WORK TO COMPLETE:
Each line containing the word "Genotype" needs to be copied.

— start of GIVEN INFORMATION —

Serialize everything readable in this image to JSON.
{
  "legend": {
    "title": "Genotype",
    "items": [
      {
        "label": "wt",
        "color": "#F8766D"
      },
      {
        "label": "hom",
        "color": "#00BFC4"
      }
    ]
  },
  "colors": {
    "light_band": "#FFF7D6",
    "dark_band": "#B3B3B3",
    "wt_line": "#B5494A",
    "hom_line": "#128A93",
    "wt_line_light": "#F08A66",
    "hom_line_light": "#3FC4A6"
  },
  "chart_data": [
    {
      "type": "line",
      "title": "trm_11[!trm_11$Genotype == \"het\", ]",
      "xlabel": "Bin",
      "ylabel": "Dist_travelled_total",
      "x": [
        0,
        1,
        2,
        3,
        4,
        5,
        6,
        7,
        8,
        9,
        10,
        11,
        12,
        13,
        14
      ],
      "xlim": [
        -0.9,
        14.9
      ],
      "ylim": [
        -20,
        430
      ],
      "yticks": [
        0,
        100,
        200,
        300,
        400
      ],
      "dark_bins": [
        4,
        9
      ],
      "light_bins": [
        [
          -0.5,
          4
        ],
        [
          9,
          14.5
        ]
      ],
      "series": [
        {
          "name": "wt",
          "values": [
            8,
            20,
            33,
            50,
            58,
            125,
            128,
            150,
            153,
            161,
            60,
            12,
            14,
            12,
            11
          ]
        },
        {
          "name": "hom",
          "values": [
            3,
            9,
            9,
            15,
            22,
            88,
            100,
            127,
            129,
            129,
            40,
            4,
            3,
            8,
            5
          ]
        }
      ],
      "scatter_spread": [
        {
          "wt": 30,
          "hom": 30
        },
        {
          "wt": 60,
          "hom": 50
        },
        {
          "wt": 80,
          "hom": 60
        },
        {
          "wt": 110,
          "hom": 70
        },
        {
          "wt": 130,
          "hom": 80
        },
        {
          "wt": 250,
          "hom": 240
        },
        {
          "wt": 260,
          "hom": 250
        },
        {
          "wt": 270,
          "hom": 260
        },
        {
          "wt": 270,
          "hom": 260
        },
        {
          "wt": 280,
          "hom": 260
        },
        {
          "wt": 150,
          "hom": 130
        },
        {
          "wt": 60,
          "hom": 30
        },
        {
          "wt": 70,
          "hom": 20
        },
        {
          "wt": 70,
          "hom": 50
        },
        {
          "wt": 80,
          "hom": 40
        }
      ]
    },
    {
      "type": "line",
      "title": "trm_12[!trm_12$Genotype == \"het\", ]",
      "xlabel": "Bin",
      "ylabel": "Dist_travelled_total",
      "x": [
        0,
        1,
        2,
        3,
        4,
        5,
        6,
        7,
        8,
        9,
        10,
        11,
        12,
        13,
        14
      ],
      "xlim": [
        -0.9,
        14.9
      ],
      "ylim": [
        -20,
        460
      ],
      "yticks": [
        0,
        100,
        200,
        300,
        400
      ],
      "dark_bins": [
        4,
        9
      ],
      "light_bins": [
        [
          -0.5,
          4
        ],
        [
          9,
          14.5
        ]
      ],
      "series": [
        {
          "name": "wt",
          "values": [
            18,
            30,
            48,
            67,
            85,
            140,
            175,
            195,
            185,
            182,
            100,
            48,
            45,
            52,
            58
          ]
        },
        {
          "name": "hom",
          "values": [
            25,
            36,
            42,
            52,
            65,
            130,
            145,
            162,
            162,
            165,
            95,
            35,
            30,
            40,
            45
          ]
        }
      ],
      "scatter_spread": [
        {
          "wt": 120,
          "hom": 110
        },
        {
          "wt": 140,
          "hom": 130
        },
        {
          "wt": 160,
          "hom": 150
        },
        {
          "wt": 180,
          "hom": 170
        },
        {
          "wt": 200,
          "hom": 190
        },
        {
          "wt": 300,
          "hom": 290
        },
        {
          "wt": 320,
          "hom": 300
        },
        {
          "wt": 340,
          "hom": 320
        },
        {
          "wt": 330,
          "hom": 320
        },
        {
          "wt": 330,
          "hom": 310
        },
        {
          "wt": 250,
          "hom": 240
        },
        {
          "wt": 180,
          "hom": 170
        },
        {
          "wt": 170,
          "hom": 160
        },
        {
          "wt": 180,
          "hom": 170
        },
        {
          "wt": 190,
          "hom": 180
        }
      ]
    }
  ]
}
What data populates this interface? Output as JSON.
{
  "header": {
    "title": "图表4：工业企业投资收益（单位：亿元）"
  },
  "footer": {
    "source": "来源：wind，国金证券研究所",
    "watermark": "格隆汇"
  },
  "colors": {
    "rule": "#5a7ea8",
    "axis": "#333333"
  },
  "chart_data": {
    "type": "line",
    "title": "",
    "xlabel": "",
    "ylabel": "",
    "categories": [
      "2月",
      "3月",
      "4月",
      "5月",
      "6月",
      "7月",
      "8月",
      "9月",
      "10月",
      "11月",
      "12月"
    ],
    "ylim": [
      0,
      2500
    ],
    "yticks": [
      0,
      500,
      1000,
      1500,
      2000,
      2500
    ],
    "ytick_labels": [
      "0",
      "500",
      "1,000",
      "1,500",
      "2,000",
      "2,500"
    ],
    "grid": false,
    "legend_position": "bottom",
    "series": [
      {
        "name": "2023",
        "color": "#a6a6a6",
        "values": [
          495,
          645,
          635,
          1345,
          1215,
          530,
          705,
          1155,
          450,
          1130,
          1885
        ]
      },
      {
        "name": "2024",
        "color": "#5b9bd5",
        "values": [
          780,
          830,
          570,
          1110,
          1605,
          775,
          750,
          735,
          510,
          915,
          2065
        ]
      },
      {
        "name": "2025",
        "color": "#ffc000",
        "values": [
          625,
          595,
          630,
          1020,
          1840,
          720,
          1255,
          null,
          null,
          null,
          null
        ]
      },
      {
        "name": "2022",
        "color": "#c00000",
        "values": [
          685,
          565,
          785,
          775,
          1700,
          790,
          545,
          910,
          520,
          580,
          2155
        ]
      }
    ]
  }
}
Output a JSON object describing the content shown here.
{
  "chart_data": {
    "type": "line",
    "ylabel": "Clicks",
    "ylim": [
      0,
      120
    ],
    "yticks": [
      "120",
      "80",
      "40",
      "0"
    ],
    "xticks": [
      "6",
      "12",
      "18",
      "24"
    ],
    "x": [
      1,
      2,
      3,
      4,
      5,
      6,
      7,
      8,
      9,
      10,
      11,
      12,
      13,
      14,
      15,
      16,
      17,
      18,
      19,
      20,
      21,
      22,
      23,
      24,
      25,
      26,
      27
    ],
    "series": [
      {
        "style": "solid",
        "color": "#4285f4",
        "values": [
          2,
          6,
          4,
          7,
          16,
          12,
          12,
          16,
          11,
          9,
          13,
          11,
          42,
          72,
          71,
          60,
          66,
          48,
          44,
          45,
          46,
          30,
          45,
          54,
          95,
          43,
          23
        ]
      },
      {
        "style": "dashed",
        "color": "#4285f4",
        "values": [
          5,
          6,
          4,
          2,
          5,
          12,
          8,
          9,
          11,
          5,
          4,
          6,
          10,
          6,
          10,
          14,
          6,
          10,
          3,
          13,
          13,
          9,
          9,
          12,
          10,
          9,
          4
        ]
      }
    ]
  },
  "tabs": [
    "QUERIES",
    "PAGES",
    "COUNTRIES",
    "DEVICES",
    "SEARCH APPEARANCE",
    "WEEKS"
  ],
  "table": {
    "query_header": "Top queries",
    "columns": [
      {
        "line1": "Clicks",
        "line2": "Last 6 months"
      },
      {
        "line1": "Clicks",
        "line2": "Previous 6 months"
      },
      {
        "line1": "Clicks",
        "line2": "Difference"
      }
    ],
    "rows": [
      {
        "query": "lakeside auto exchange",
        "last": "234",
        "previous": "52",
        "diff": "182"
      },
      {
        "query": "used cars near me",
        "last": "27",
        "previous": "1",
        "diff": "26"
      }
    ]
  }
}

— end of GIVEN INFORMATION —

RESPONSE TO THE TASK:
    "title": "Genotype",
      "title": "trm_11[!trm_11$Genotype == \"het\", ]",
      "title": "trm_12[!trm_12$Genotype == \"het\", ]",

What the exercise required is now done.